All records are to be retyped faithfully and completely.

Lines of data:
____________

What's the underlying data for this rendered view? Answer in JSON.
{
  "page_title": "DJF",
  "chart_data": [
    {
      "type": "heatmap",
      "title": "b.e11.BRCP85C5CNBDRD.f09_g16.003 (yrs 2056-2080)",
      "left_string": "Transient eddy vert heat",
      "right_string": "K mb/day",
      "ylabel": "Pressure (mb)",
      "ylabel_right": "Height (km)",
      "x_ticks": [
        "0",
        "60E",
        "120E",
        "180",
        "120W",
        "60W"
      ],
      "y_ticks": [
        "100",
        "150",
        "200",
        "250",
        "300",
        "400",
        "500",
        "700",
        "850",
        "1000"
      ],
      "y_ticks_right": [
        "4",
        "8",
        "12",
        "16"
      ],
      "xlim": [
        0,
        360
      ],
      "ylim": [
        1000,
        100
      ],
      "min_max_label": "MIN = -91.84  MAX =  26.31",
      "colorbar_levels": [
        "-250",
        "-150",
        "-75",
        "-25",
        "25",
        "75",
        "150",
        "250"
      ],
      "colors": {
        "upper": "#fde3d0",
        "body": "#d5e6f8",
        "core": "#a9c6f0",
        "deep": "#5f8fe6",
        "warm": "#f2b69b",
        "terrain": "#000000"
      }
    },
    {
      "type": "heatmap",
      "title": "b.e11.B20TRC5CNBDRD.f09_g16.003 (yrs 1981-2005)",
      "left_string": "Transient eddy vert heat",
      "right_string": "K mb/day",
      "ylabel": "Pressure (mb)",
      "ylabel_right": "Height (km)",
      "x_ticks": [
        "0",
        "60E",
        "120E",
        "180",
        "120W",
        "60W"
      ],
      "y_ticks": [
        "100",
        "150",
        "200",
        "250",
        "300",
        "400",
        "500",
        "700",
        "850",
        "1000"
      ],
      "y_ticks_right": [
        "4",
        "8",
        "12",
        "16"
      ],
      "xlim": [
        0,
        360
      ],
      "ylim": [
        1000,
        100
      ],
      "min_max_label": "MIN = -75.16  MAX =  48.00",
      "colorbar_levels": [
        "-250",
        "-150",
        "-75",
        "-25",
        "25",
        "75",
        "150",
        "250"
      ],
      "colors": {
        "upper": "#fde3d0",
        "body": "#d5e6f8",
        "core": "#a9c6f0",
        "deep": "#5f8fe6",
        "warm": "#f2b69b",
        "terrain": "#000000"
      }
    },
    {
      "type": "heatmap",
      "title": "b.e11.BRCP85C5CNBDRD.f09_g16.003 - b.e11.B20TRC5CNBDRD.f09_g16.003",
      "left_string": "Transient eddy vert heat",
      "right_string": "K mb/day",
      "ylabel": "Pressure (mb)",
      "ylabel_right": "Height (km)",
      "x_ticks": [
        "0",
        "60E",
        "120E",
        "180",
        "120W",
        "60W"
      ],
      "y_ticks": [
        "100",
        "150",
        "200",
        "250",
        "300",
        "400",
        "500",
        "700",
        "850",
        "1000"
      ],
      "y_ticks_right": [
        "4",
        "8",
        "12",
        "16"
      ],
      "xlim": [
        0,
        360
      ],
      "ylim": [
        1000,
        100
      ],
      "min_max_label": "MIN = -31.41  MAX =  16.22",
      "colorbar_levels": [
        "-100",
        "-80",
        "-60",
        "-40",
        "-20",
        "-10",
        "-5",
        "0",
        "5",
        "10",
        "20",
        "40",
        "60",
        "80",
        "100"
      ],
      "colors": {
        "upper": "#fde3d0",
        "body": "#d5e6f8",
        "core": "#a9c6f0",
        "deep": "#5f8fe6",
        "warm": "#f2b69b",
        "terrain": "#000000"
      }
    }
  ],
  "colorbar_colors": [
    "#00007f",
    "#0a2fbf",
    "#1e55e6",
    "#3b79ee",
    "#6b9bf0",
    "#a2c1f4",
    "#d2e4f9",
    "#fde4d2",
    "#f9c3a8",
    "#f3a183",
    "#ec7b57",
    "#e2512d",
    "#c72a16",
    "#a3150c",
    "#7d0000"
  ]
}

____________

→ Result of this exercise
What's the underlying data for this rendered view? Answer in JSON.
{
  "page_title": "DJF",
  "chart_data": [
    {
      "type": "heatmap",
      "title": "b.e11.BRCP85C5CNBDRD.f09_g16.003 (yrs 2056-2080)",
      "left_string": "Transient eddy vert heat",
      "right_string": "K mb/day",
      "ylabel": "Pressure (mb)",
      "ylabel_right": "Height (km)",
      "x_ticks": [
        "0",
        "60E",
        "120E",
        "180",
        "120W",
        "60W"
      ],
      "y_ticks": [
        "100",
        "150",
        "200",
        "250",
        "300",
        "400",
        "500",
        "700",
        "850",
        "1000"
      ],
      "y_ticks_right": [
        "4",
        "8",
        "12",
        "16"
      ],
      "xlim": [
        0,
        360
      ],
      "ylim": [
        1000,
        100
      ],
      "min_max_label": "MIN = -91.84  MAX =  26.31",
      "colorbar_levels": [
        "-250",
        "-150",
        "-75",
        "-25",
        "25",
        "75",
        "150",
        "250"
      ],
      "colors": {
        "upper": "#fde3d0",
        "body": "#d5e6f8",
        "core": "#a9c6f0",
        "deep": "#5f8fe6",
        "warm": "#f2b69b",
        "terrain": "#000000"
      }
    },
    {
      "type": "heatmap",
      "title": "b.e11.B20TRC5CNBDRD.f09_g16.003 (yrs 1981-2005)",
      "left_string": "Transient eddy vert heat",
      "right_string": "K mb/day",
      "ylabel": "Pressure (mb)",
      "ylabel_right": "Height (km)",
      "x_ticks": [
        "0",
        "60E",
        "120E",
        "180",
        "120W",
        "60W"
      ],
      "y_ticks": [
        "100",
        "150",
        "200",
        "250",
        "300",
        "400",
        "500",
        "700",
        "850",
        "1000"
      ],
      "y_ticks_right": [
        "4",
        "8",
        "12",
        "16"
      ],
      "xlim": [
        0,
        360
      ],
      "ylim": [
        1000,
        100
      ],
      "min_max_label": "MIN = -75.16  MAX =  48.00",
      "colorbar_levels": [
        "-250",
        "-150",
        "-75",
        "-25",
        "25",
        "75",
        "150",
        "250"
      ],
      "colors": {
        "upper": "#fde3d0",
        "body": "#d5e6f8",
        "core": "#a9c6f0",
        "deep": "#5f8fe6",
        "warm": "#f2b69b",
        "terrain": "#000000"
      }
    },
    {
      "type": "heatmap",
      "title": "b.e11.BRCP85C5CNBDRD.f09_g16.003 - b.e11.B20TRC5CNBDRD.f09_g16.003",
      "left_string": "Transient eddy vert heat",
      "right_string": "K mb/day",
      "ylabel": "Pressure (mb)",
      "ylabel_right": "Height (km)",
      "x_ticks": [
        "0",
        "60E",
        "120E",
        "180",
        "120W",
        "60W"
      ],
      "y_ticks": [
        "100",
        "150",
        "200",
        "250",
        "300",
        "400",
        "500",
        "700",
        "850",
        "1000"
      ],
      "y_ticks_right": [
        "4",
        "8",
        "12",
        "16"
      ],
      "xlim": [
        0,
        360
      ],
      "ylim": [
        1000,
        100
      ],
      "min_max_label": "MIN = -31.41  MAX =  16.22",
      "colorbar_levels": [
        "-100",
        "-80",
        "-60",
        "-40",
        "-20",
        "-10",
        "-5",
        "0",
        "5",
        "10",
        "20",
        "40",
        "60",
        "80",
        "100"
      ],
      "colors": {
        "upper": "#fde3d0",
        "body": "#d5e6f8",
        "core": "#a9c6f0",
        "deep": "#5f8fe6",
        "warm": "#f2b69b",
        "terrain": "#000000"
      }
    }
  ],
  "colorbar_colors": [
    "#00007f",
    "#0a2fbf",
    "#1e55e6",
    "#3b79ee",
    "#6b9bf0",
    "#a2c1f4",
    "#d2e4f9",
    "#fde4d2",
    "#f9c3a8",
    "#f3a183",
    "#ec7b57",
    "#e2512d",
    "#c72a16",
    "#a3150c",
    "#7d0000"
  ]
}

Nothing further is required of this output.